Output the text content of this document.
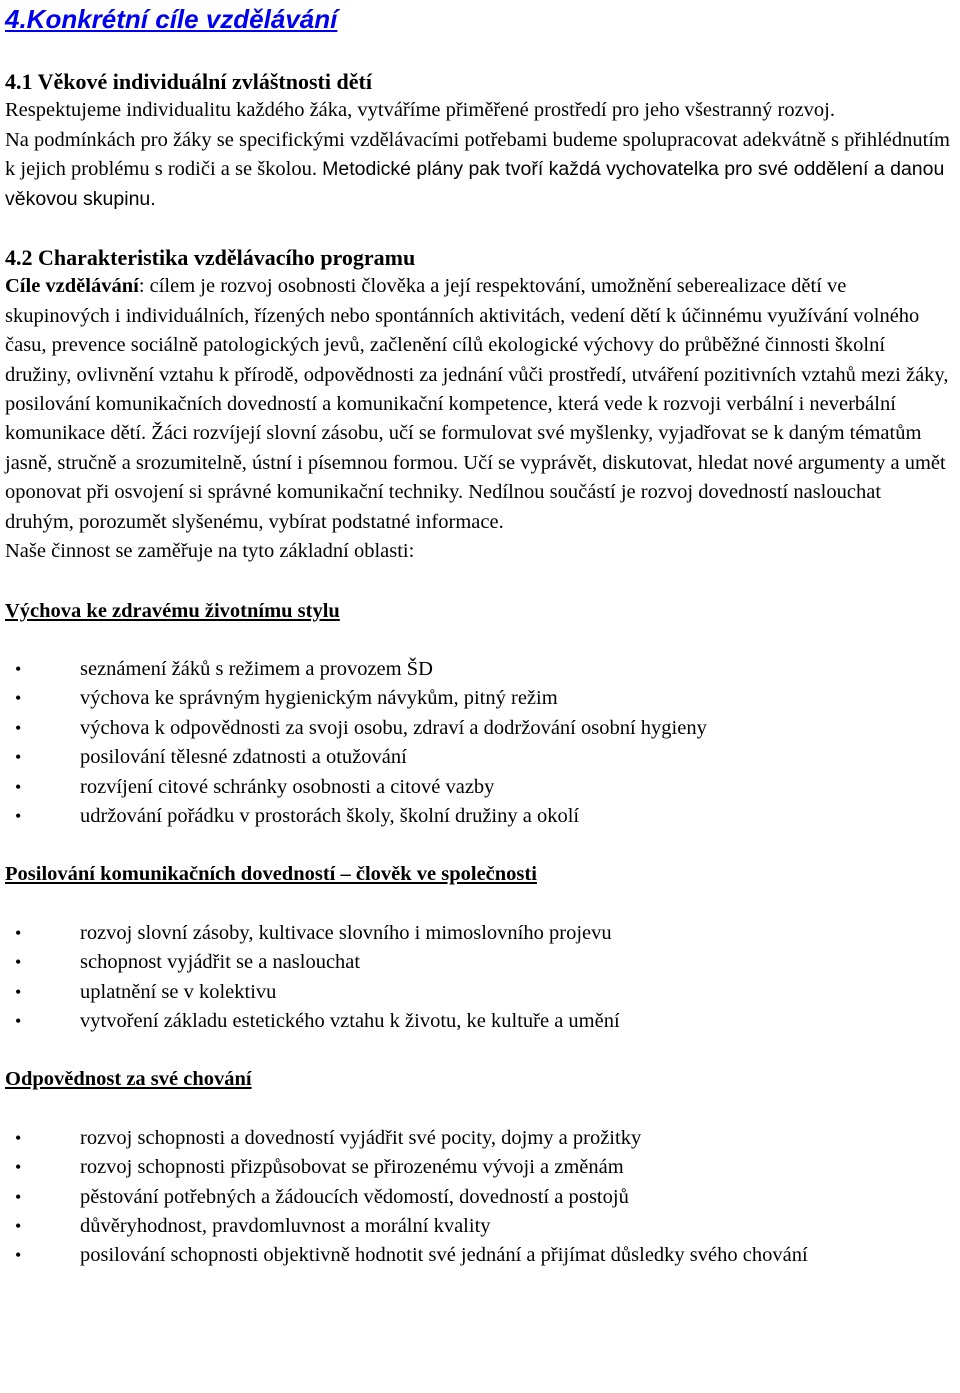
4.Konkrétní cíle vzdělávání
4.1 Věkové individuální zvláštnosti dětí

Respektujeme individualitu každého žáka, vytváříme přiměřené prostředí pro jeho všestranný rozvoj.

Na podmínkách pro žáky se specifickými vzdělávacími potřebami budeme spolupracovat adekvátně s přihlédnutím k jejich problému s rodiči a se školou. Metodické plány pak tvoří každá vychovatelka pro své oddělení a danou věkovou skupinu.

4.2 Charakteristika vzdělávacího programu

Cíle vzdělávání: cílem je rozvoj osobnosti člověka a její respektování, umožnění seberealizace dětí ve skupinových i individuálních, řízených nebo spontánních aktivitách, vedení dětí k účinnému využívání volného času, prevence sociálně patologických jevů, začlenění cílů ekologické výchovy do průběžné činnosti školní družiny, ovlivnění vztahu k přírodě, odpovědnosti za jednání vůči prostředí, utváření pozitivních vztahů mezi žáky, posilování komunikačních dovedností a komunikační kompetence, která vede k rozvoji verbální i neverbální komunikace dětí. Žáci rozvíjejí slovní zásobu, učí se formulovat své myšlenky, vyjadřovat se k daným tématům jasně, stručně a srozumitelně, ústní i písemnou formou. Učí se vyprávět, diskutovat, hledat nové argumenty a umět oponovat při osvojení si správné komunikační techniky. Nedílnou součástí je rozvoj dovedností naslouchat druhým, porozumět slyšenému, vybírat podstatné informace.

Naše činnost se zaměřuje na tyto základní oblasti:

Výchova ke zdravému životnímu stylu
• seznámení žáků s režimem a provozem ŠD
• výchova ke správným hygienickým návykům, pitný režim
• výchova k odpovědnosti za svoji osobu, zdraví a dodržování osobní hygieny
• posilování tělesné zdatnosti a otužování
• rozvíjení citové schránky osobnosti a citové vazby
• udržování pořádku v prostorách školy, školní družiny a okolí
Posilování komunikačních dovedností – člověk ve společnosti
• rozvoj slovní zásoby, kultivace slovního i mimoslovního projevu
• schopnost vyjádřit se a naslouchat
• uplatnění se v kolektivu
• vytvoření základu estetického vztahu k životu, ke kultuře a umění
Odpovědnost za své chování
• rozvoj schopnosti a dovedností vyjádřit své pocity, dojmy a prožitky
• rozvoj schopnosti přizpůsobovat se přirozenému vývoji a změnám
• pěstování potřebných a žádoucích vědomostí, dovedností a postojů
• důvěryhodnost, pravdomluvnost a morální kvality
• posilování schopnosti objektivně hodnotit své jednání a přijímat důsledky svého chování
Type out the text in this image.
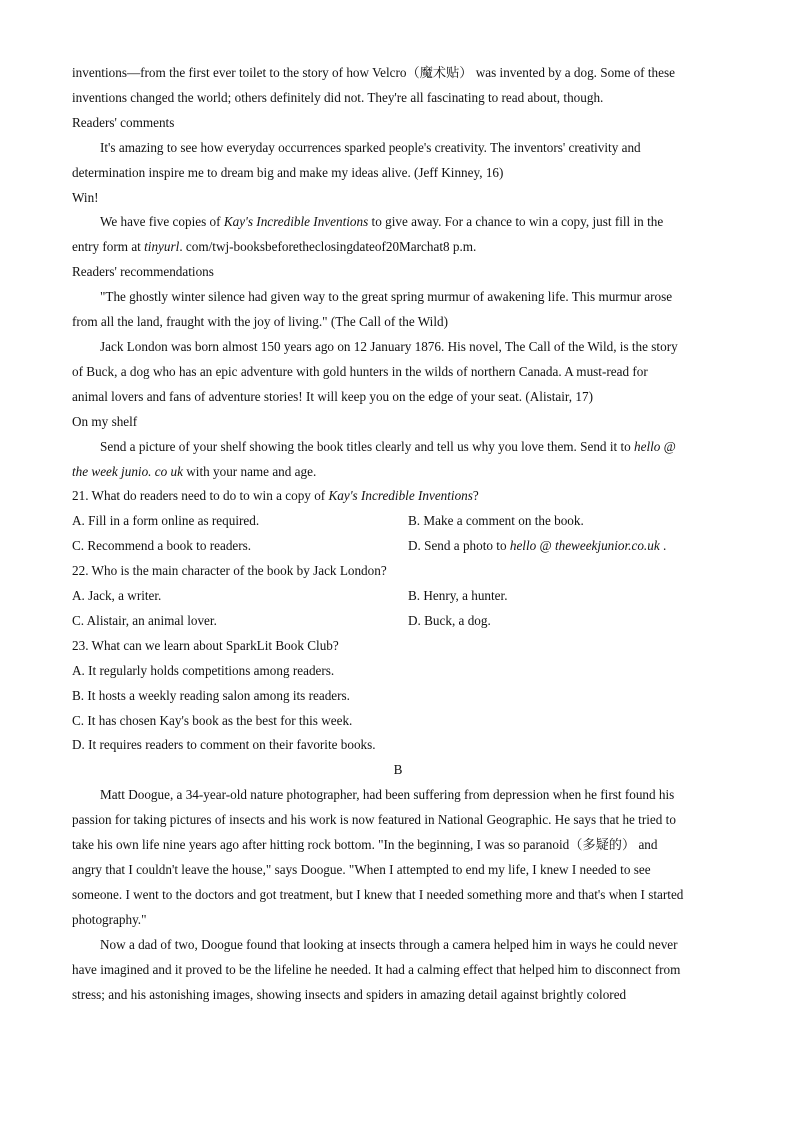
inventions—from the first ever toilet to the story of how Velcro（魔术贴） was invented by a dog. Some of these

inventions changed the world; others definitely did not. They're all fascinating to read about, though.

Readers' comments

It's amazing to see how everyday occurrences sparked people's creativity. The inventors' creativity and

determination inspire me to dream big and make my ideas alive. (Jeff Kinney, 16)

Win!

We have five copies of Kay's Incredible Inventions to give away. For a chance to win a copy, just fill in the

entry form at tinyurl. com/twj-booksbeforetheclosingdateof20Marchat8 p.m.

Readers' recommendations

"The ghostly winter silence had given way to the great spring murmur of awakening life. This murmur arose

from all the land, fraught with the joy of living." (The Call of the Wild)

Jack London was born almost 150 years ago on 12 January 1876. His novel, The Call of the Wild, is the story

of Buck, a dog who has an epic adventure with gold hunters in the wilds of northern Canada. A must-read for

animal lovers and fans of adventure stories! It will keep you on the edge of your seat. (Alistair, 17)

On my shelf

Send a picture of your shelf showing the book titles clearly and tell us why you love them. Send it to hello @

the week junio. co uk with your name and age.

21. What do readers need to do to win a copy of Kay's Incredible Inventions?

A. Fill in a form online as required.	B. Make a comment on the book.
C. Recommend a book to readers.	D. Send a photo to hello @ theweekjunior.co.uk .

22. Who is the main character of the book by Jack London?

A. Jack, a writer.	B. Henry, a hunter.
C. Alistair, an animal lover.	D. Buck, a dog.

23. What can we learn about SparkLit Book Club?

A. It regularly holds competitions among readers.

B. It hosts a weekly reading salon among its readers.

C. It has chosen Kay's book as the best for this week.

D. It requires readers to comment on their favorite books.

B

Matt Doogue, a 34-year-old nature photographer, had been suffering from depression when he first found his

passion for taking pictures of insects and his work is now featured in National Geographic. He says that he tried to

take his own life nine years ago after hitting rock bottom. "In the beginning, I was so paranoid（多疑的） and

angry that I couldn't leave the house," says Doogue. "When I attempted to end my life, I knew I needed to see

someone. I went to the doctors and got treatment, but I knew that I needed something more and that's when I started

photography."

Now a dad of two, Doogue found that looking at insects through a camera helped him in ways he could never

have imagined and it proved to be the lifeline he needed. It had a calming effect that helped him to disconnect from

stress; and his astonishing images, showing insects and spiders in amazing detail against brightly colored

## What the task requires:
Go through the records and copy each line with "Alistair" in it.

## Task result:
animal lovers and fans of adventure stories! It will keep you on the edge of your seat. (Alistair, 17)
C. Alistair, an animal lover.	D. Buck, a dog.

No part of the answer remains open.